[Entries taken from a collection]
<<<<

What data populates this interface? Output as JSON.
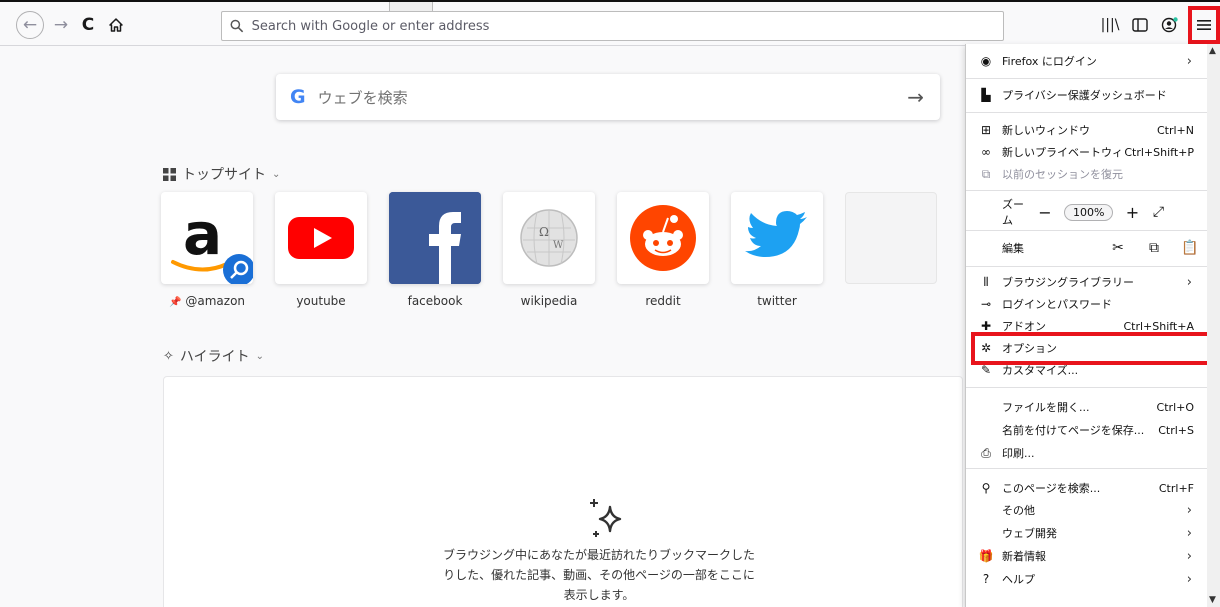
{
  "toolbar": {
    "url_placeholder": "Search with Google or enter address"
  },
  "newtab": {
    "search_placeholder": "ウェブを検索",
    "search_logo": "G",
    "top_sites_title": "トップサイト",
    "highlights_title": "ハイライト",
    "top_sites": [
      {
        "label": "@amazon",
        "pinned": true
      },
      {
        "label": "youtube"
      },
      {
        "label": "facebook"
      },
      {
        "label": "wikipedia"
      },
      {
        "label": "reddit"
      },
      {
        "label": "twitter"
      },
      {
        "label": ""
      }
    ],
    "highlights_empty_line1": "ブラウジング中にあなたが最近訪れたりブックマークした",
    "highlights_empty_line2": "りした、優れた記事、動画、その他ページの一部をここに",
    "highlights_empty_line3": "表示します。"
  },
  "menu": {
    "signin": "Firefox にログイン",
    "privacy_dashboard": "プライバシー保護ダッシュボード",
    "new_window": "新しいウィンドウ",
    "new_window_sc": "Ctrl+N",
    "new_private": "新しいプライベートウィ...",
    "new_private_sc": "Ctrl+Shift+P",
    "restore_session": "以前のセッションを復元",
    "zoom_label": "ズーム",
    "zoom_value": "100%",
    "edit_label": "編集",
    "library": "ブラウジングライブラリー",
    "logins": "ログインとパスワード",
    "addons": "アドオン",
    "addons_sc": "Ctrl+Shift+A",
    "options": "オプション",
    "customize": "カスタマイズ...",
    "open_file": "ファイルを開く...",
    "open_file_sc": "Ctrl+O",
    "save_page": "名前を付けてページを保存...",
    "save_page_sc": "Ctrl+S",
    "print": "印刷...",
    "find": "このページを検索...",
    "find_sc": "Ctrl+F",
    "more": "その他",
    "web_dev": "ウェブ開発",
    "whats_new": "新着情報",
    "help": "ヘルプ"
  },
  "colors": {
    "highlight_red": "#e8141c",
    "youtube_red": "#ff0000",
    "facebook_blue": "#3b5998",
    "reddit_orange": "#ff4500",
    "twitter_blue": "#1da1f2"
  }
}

>>>>
<<<<

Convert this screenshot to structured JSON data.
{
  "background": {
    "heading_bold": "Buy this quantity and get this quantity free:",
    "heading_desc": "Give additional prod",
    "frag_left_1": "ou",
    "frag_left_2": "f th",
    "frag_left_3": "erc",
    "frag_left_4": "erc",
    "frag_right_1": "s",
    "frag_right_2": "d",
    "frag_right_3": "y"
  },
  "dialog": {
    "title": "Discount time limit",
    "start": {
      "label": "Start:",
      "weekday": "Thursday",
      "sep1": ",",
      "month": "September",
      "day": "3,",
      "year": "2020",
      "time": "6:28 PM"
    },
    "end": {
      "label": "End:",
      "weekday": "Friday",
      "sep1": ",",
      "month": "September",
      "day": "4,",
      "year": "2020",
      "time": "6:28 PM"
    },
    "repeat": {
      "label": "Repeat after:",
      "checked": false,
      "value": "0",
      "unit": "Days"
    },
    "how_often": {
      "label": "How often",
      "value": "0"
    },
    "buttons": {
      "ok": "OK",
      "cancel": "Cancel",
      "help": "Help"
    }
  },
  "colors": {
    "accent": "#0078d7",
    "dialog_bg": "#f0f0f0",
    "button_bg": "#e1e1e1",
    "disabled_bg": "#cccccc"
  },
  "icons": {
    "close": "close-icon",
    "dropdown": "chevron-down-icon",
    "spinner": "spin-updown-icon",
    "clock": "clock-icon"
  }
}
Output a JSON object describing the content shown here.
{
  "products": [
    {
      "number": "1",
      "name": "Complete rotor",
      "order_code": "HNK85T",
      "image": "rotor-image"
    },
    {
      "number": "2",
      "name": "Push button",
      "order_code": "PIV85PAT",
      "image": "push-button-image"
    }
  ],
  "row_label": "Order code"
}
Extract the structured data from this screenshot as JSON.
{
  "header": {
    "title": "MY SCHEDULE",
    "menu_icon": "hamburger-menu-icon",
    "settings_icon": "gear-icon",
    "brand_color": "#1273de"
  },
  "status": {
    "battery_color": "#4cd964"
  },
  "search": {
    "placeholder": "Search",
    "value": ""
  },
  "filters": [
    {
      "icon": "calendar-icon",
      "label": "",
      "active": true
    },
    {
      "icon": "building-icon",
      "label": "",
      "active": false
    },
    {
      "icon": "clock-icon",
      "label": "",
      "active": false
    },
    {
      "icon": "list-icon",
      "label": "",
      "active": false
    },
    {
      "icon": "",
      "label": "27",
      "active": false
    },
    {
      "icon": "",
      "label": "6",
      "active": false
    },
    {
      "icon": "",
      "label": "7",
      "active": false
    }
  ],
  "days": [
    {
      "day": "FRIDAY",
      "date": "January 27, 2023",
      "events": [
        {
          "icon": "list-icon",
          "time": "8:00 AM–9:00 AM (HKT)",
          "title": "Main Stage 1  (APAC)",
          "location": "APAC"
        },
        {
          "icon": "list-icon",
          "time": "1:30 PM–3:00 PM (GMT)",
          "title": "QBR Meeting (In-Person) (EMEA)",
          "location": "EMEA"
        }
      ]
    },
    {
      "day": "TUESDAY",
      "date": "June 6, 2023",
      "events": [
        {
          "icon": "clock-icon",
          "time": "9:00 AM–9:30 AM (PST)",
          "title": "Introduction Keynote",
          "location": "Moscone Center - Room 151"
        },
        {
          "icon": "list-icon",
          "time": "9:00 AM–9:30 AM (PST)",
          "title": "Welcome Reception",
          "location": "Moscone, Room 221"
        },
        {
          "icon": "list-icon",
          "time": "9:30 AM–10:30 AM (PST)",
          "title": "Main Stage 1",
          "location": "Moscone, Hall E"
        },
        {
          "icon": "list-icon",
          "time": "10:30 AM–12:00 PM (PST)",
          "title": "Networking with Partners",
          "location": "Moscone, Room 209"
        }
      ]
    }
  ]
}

>>>>

### Exercise details
List the lines that contain the word "with".

### Reply to the task
    "url_placeholder": "Search with Google or enter address"
          "title": "Networking with Partners",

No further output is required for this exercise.